CHALLENGE:
Reproduce every entry that follows word for word, but omit the images.

═══ SUPPLIED INFORMATION ═══

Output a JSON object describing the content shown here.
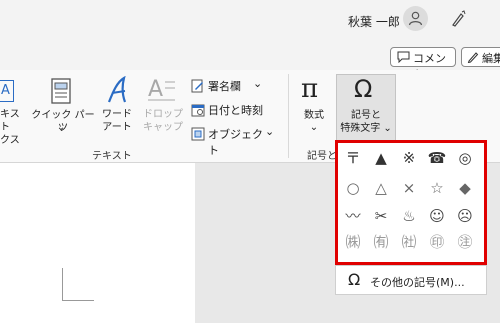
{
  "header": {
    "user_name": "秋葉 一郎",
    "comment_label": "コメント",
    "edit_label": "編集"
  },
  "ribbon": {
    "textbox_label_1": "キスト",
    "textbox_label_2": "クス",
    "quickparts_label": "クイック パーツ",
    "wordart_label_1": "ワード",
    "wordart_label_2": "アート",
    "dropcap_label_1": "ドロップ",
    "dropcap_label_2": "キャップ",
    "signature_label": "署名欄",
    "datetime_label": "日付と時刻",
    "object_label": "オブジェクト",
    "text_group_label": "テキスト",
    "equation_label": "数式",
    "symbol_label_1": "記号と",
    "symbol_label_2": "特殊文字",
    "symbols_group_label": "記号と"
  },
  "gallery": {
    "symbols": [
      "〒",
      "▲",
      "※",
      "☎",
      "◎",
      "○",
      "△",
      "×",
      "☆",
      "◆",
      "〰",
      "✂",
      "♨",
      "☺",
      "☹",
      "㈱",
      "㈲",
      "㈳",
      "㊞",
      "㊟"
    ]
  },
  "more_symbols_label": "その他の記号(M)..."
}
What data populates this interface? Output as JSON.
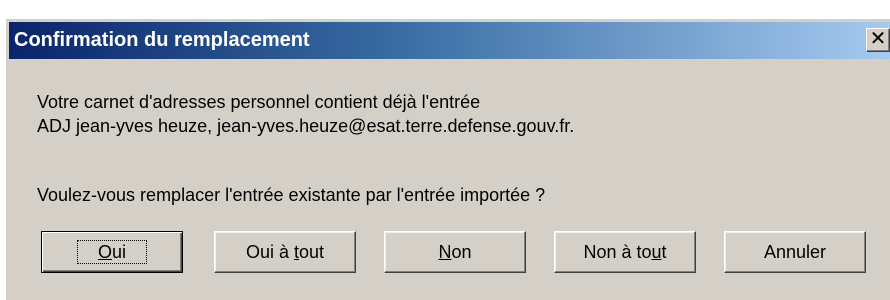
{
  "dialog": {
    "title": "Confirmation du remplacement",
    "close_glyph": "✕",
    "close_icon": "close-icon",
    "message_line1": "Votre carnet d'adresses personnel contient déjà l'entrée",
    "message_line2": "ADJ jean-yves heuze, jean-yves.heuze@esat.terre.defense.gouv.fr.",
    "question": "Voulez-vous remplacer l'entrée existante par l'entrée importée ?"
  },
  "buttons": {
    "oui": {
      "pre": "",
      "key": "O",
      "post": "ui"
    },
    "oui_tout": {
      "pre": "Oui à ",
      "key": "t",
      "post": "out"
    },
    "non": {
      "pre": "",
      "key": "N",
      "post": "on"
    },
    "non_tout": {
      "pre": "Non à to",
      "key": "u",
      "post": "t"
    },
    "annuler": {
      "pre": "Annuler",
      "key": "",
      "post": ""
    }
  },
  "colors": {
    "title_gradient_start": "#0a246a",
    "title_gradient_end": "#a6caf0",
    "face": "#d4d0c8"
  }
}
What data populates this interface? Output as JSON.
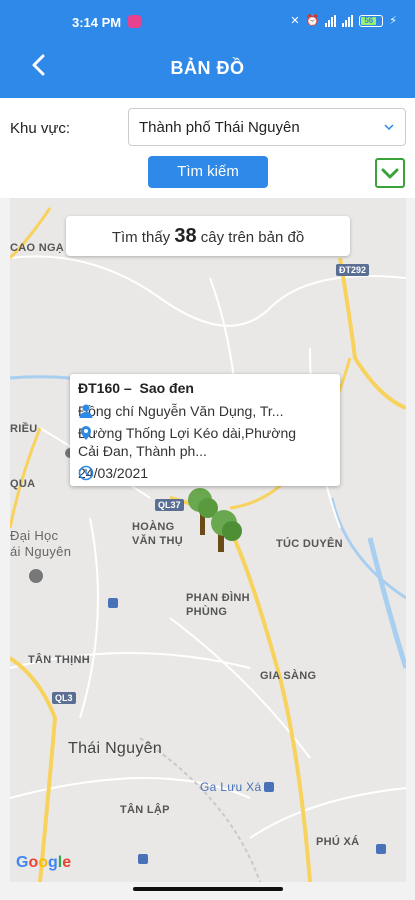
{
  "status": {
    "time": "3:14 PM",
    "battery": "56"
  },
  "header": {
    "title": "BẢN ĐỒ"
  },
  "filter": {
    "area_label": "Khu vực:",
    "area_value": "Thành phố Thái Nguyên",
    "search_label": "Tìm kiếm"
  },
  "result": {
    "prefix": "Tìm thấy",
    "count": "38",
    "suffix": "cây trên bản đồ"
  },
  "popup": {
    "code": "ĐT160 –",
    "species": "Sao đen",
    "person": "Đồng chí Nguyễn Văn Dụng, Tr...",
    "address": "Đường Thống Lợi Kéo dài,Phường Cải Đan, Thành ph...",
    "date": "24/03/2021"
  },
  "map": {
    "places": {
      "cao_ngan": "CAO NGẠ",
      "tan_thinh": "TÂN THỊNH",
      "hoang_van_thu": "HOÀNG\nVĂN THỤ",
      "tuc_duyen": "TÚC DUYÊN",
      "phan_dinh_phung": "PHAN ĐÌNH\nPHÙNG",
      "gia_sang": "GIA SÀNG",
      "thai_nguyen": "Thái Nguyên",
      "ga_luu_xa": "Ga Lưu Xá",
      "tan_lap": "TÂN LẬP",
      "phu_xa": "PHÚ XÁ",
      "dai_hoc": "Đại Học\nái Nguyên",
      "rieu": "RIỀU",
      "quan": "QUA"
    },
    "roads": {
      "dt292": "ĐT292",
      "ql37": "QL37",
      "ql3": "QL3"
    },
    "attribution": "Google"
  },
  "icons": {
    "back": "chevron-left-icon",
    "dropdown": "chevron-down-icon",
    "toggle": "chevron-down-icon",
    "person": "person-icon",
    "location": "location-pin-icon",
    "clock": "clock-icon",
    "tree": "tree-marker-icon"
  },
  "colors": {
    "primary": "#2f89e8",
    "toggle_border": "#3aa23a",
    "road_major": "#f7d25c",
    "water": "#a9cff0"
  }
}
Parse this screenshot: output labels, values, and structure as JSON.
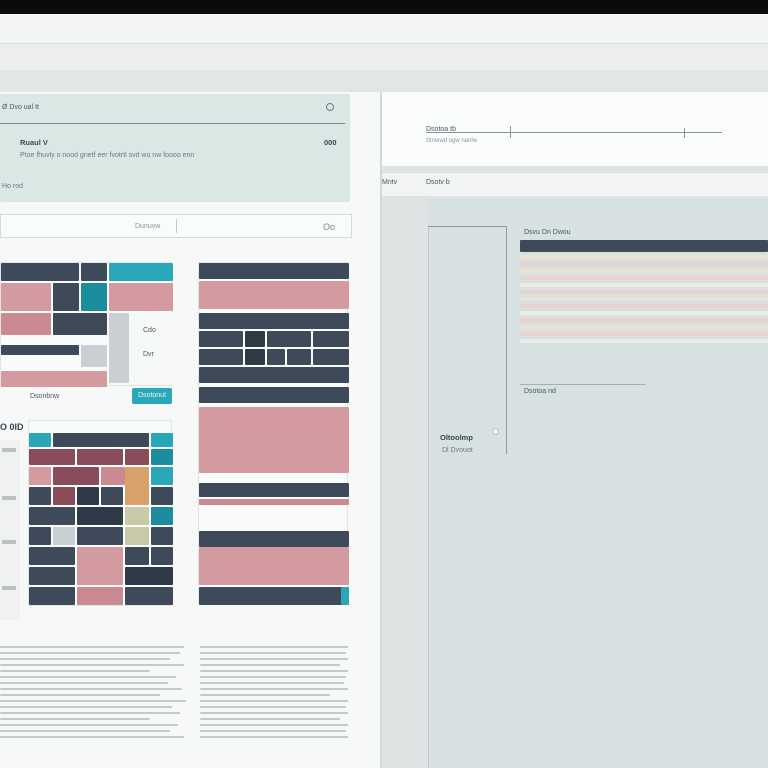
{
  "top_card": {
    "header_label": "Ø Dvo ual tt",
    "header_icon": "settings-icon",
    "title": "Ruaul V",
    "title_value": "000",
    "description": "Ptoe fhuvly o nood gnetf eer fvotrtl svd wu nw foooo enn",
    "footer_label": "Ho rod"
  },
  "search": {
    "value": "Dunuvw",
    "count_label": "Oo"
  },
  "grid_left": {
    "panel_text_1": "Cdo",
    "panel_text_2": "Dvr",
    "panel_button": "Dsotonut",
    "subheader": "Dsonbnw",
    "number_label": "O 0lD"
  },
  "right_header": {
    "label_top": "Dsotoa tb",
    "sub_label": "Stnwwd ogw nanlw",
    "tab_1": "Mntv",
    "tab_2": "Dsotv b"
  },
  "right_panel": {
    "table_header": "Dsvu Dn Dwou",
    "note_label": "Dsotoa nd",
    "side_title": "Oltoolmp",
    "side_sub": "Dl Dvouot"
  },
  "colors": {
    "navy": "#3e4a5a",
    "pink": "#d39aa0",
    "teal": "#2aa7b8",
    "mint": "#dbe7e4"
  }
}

═══

ANSWER TO THIS PROBLEM:
Output a JSON object describing the content shown here.
{
  "header": {
    "user_name": "秋葉 一郎",
    "comment_label": "コメント",
    "edit_label": "編集"
  },
  "ribbon": {
    "textbox_label_1": "キスト",
    "textbox_label_2": "クス",
    "quickparts_label": "クイック パーツ",
    "wordart_label_1": "ワード",
    "wordart_label_2": "アート",
    "dropcap_label_1": "ドロップ",
    "dropcap_label_2": "キャップ",
    "signature_label": "署名欄",
    "datetime_label": "日付と時刻",
    "object_label": "オブジェクト",
    "text_group_label": "テキスト",
    "equation_label": "数式",
    "symbol_label_1": "記号と",
    "symbol_label_2": "特殊文字",
    "symbols_group_label": "記号と"
  },
  "gallery": {
    "symbols": [
      "〒",
      "▲",
      "※",
      "☎",
      "◎",
      "○",
      "△",
      "×",
      "☆",
      "◆",
      "〰",
      "✂",
      "♨",
      "☺",
      "☹",
      "㈱",
      "㈲",
      "㈳",
      "㊞",
      "㊟"
    ]
  },
  "more_symbols_label": "その他の記号(M)..."
}
What data populates this interface? Output as JSON.
{
  "dialog": {
    "title": "Confirmation du remplacement",
    "close_glyph": "✕",
    "close_icon": "close-icon",
    "message_line1": "Votre carnet d'adresses personnel contient déjà l'entrée",
    "message_line2": "ADJ jean-yves heuze, jean-yves.heuze@esat.terre.defense.gouv.fr.",
    "question": "Voulez-vous remplacer l'entrée existante par l'entrée importée ?"
  },
  "buttons": {
    "oui": {
      "pre": "",
      "key": "O",
      "post": "ui"
    },
    "oui_tout": {
      "pre": "Oui à ",
      "key": "t",
      "post": "out"
    },
    "non": {
      "pre": "",
      "key": "N",
      "post": "on"
    },
    "non_tout": {
      "pre": "Non à to",
      "key": "u",
      "post": "t"
    },
    "annuler": {
      "pre": "Annuler",
      "key": "",
      "post": ""
    }
  },
  "colors": {
    "title_gradient_start": "#0a246a",
    "title_gradient_end": "#a6caf0",
    "face": "#d4d0c8"
  }
}
What data populates this interface? Output as JSON.
{
  "status": {
    "time": "3:14 PM",
    "battery": "56"
  },
  "header": {
    "title": "BẢN ĐỒ"
  },
  "filter": {
    "area_label": "Khu vực:",
    "area_value": "Thành phố Thái Nguyên",
    "search_label": "Tìm kiếm"
  },
  "result": {
    "prefix": "Tìm thấy",
    "count": "38",
    "suffix": "cây trên bản đồ"
  },
  "popup": {
    "code": "ĐT160 –",
    "species": "Sao đen",
    "person": "Đồng chí Nguyễn Văn Dụng, Tr...",
    "address": "Đường Thống Lợi Kéo dài,Phường Cải Đan, Thành ph...",
    "date": "24/03/2021"
  },
  "map": {
    "places": {
      "cao_ngan": "CAO NGẠ",
      "tan_thinh": "TÂN THỊNH",
      "hoang_van_thu": "HOÀNG\nVĂN THỤ",
      "tuc_duyen": "TÚC DUYÊN",
      "phan_dinh_phung": "PHAN ĐÌNH\nPHÙNG",
      "gia_sang": "GIA SÀNG",
      "thai_nguyen": "Thái Nguyên",
      "ga_luu_xa": "Ga Lưu Xá",
      "tan_lap": "TÂN LẬP",
      "phu_xa": "PHÚ XÁ",
      "dai_hoc": "Đại Học\nái Nguyên",
      "rieu": "RIỀU",
      "quan": "QUA"
    },
    "roads": {
      "dt292": "ĐT292",
      "ql37": "QL37",
      "ql3": "QL3"
    },
    "attribution": "Google"
  },
  "icons": {
    "back": "chevron-left-icon",
    "dropdown": "chevron-down-icon",
    "toggle": "chevron-down-icon",
    "person": "person-icon",
    "location": "location-pin-icon",
    "clock": "clock-icon",
    "tree": "tree-marker-icon"
  },
  "colors": {
    "primary": "#2f89e8",
    "toggle_border": "#3aa23a",
    "road_major": "#f7d25c",
    "water": "#a9cff0"
  }
}
Parse this screenshot: output labels, values, and structure as JSON.
{
  "top_card": {
    "header_label": "Ø Dvo ual tt",
    "header_icon": "settings-icon",
    "title": "Ruaul V",
    "title_value": "000",
    "description": "Ptoe fhuvly o nood gnetf eer fvotrtl svd wu nw foooo enn",
    "footer_label": "Ho rod"
  },
  "search": {
    "value": "Dunuvw",
    "count_label": "Oo"
  },
  "grid_left": {
    "panel_text_1": "Cdo",
    "panel_text_2": "Dvr",
    "panel_button": "Dsotonut",
    "subheader": "Dsonbnw",
    "number_label": "O 0lD"
  },
  "right_header": {
    "label_top": "Dsotoa tb",
    "sub_label": "Stnwwd ogw nanlw",
    "tab_1": "Mntv",
    "tab_2": "Dsotv b"
  },
  "right_panel": {
    "table_header": "Dsvu Dn Dwou",
    "note_label": "Dsotoa nd",
    "side_title": "Oltoolmp",
    "side_sub": "Dl Dvouot"
  },
  "colors": {
    "navy": "#3e4a5a",
    "pink": "#d39aa0",
    "teal": "#2aa7b8",
    "mint": "#dbe7e4"
  }
}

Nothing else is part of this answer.